#### Task requirements:
Give back exactly the lines from the one containing "Convert this document image to plain text." through the end of the records, including both, and no others.

(Source records)
────────
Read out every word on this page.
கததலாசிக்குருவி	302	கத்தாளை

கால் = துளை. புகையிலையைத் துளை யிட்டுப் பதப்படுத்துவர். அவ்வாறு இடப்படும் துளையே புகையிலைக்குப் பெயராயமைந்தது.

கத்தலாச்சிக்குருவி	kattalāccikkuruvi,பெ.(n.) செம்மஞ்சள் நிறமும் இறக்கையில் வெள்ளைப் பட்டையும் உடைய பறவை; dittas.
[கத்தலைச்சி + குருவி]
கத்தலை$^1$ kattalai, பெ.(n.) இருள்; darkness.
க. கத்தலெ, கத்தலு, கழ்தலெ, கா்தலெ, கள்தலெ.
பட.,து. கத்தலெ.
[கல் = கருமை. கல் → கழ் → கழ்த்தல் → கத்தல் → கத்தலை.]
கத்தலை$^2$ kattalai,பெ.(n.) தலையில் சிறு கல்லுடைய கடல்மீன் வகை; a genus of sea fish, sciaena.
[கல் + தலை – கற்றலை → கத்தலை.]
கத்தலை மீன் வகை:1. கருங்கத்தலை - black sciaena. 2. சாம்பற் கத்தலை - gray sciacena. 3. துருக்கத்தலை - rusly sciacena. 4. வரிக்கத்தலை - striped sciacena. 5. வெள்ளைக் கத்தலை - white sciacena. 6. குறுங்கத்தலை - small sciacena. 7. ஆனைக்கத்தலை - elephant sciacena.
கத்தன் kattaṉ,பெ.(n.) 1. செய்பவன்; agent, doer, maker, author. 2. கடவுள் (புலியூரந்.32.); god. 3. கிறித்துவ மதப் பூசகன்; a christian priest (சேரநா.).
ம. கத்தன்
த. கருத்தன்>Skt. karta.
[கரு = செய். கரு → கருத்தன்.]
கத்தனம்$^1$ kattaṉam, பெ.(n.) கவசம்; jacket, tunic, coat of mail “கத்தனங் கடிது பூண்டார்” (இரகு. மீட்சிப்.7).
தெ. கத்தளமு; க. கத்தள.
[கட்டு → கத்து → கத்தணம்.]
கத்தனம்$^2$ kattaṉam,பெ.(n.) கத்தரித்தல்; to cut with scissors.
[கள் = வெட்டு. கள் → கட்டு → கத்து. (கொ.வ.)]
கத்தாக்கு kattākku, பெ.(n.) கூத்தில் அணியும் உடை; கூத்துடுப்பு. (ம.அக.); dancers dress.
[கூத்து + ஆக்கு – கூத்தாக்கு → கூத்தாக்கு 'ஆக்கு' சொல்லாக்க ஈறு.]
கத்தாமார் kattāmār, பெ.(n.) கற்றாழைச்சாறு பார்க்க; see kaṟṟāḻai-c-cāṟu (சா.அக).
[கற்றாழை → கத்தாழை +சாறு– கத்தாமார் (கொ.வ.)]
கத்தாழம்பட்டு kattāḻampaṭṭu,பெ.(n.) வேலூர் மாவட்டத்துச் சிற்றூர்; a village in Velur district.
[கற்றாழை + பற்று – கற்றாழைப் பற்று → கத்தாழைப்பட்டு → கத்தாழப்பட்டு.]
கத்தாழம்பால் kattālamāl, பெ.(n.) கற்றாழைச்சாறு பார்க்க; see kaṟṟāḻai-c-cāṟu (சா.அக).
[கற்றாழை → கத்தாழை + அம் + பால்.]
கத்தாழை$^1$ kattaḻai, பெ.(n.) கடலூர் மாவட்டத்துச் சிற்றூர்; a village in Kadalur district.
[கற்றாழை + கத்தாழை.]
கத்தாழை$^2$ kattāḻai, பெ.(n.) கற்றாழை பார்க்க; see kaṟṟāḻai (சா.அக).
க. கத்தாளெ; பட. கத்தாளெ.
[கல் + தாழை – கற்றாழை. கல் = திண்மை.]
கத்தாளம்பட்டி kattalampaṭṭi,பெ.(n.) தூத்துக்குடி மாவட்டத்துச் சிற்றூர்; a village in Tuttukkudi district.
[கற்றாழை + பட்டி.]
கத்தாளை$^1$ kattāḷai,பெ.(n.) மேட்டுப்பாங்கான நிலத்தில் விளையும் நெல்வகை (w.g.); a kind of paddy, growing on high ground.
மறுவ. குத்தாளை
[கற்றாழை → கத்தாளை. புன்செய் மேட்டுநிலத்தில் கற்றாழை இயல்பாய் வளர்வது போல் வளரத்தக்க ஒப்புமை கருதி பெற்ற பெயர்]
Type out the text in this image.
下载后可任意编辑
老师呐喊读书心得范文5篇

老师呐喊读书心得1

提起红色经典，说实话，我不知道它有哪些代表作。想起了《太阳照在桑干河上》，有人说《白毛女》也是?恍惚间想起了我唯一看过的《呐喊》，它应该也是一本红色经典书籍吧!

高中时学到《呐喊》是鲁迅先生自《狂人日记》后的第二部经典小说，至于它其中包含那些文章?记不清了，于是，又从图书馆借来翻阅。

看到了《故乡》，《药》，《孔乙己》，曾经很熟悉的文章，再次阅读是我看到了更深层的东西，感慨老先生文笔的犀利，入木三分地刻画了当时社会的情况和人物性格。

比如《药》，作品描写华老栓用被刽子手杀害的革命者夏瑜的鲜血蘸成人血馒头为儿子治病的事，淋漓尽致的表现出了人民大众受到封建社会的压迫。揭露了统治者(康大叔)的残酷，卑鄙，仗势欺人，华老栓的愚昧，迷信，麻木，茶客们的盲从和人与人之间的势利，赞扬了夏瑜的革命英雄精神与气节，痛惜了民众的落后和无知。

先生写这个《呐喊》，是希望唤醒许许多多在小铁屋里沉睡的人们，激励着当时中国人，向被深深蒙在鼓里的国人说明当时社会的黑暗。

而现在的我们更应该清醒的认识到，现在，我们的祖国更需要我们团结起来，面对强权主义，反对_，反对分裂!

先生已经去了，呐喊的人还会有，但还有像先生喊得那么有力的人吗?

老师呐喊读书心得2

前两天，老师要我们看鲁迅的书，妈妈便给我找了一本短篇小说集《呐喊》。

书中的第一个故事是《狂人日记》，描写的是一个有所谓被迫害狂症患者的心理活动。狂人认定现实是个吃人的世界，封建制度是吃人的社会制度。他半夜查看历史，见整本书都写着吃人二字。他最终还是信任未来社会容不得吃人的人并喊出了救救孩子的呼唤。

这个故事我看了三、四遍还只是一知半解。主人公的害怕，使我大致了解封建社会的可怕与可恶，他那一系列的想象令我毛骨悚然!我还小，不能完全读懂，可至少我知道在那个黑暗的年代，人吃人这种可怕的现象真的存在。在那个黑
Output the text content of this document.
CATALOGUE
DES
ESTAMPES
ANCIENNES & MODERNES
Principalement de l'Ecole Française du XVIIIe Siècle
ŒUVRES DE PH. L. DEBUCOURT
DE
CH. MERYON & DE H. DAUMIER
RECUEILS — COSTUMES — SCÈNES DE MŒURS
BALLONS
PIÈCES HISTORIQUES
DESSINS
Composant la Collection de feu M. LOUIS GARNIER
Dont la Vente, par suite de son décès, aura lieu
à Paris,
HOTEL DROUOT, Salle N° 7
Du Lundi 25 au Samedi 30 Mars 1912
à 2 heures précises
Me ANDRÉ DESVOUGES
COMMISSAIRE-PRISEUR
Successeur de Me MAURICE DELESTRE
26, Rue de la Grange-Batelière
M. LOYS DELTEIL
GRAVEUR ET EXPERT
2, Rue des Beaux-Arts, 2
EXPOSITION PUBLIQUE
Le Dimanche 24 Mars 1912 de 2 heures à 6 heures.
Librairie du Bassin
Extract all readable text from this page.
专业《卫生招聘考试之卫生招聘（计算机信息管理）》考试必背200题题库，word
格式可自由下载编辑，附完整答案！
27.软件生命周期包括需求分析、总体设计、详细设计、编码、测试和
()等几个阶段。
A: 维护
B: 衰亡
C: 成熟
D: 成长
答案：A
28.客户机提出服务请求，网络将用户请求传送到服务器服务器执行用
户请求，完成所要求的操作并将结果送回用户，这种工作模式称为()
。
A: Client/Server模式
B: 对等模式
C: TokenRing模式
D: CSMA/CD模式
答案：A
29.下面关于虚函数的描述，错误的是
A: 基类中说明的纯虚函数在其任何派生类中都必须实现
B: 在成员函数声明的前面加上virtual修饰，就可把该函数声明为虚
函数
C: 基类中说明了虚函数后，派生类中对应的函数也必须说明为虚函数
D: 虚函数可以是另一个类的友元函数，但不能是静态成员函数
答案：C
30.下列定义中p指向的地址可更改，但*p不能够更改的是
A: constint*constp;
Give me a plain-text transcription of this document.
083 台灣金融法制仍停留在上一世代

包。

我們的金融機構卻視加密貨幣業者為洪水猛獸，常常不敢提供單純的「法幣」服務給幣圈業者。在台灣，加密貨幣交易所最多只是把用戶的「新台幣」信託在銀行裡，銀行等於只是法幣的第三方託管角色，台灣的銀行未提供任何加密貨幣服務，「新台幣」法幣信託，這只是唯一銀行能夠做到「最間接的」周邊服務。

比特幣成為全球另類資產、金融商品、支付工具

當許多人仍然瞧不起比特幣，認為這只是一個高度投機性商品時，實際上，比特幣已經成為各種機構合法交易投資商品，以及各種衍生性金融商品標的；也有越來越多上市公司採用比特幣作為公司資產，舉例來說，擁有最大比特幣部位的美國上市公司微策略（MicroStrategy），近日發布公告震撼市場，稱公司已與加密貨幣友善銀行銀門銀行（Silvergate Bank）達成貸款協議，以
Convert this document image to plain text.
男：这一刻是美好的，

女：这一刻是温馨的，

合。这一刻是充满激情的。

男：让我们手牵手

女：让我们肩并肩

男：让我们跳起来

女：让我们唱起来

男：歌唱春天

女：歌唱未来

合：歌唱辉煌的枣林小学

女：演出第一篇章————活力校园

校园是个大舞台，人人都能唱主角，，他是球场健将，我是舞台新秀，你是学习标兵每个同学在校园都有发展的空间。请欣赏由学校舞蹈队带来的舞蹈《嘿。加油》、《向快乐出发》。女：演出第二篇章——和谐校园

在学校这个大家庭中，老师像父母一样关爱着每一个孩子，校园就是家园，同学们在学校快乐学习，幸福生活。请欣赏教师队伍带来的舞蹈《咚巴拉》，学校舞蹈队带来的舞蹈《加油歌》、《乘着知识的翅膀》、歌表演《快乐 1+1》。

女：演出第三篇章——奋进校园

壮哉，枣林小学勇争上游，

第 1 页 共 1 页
────────
#### Task response:
Convert this document image to plain text.
男：这一刻是美好的，

女：这一刻是温馨的，

合。这一刻是充满激情的。

男：让我们手牵手

女：让我们肩并肩

男：让我们跳起来

女：让我们唱起来

男：歌唱春天

女：歌唱未来

合：歌唱辉煌的枣林小学

女：演出第一篇章————活力校园

校园是个大舞台，人人都能唱主角，，他是球场健将，我是舞台新秀，你是学习标兵每个同学在校园都有发展的空间。请欣赏由学校舞蹈队带来的舞蹈《嘿。加油》、《向快乐出发》。女：演出第二篇章——和谐校园

在学校这个大家庭中，老师像父母一样关爱着每一个孩子，校园就是家园，同学们在学校快乐学习，幸福生活。请欣赏教师队伍带来的舞蹈《咚巴拉》，学校舞蹈队带来的舞蹈《加油歌》、《乘着知识的翅膀》、歌表演《快乐 1+1》。

女：演出第三篇章——奋进校园

壮哉，枣林小学勇争上游，

第 1 页 共 1 页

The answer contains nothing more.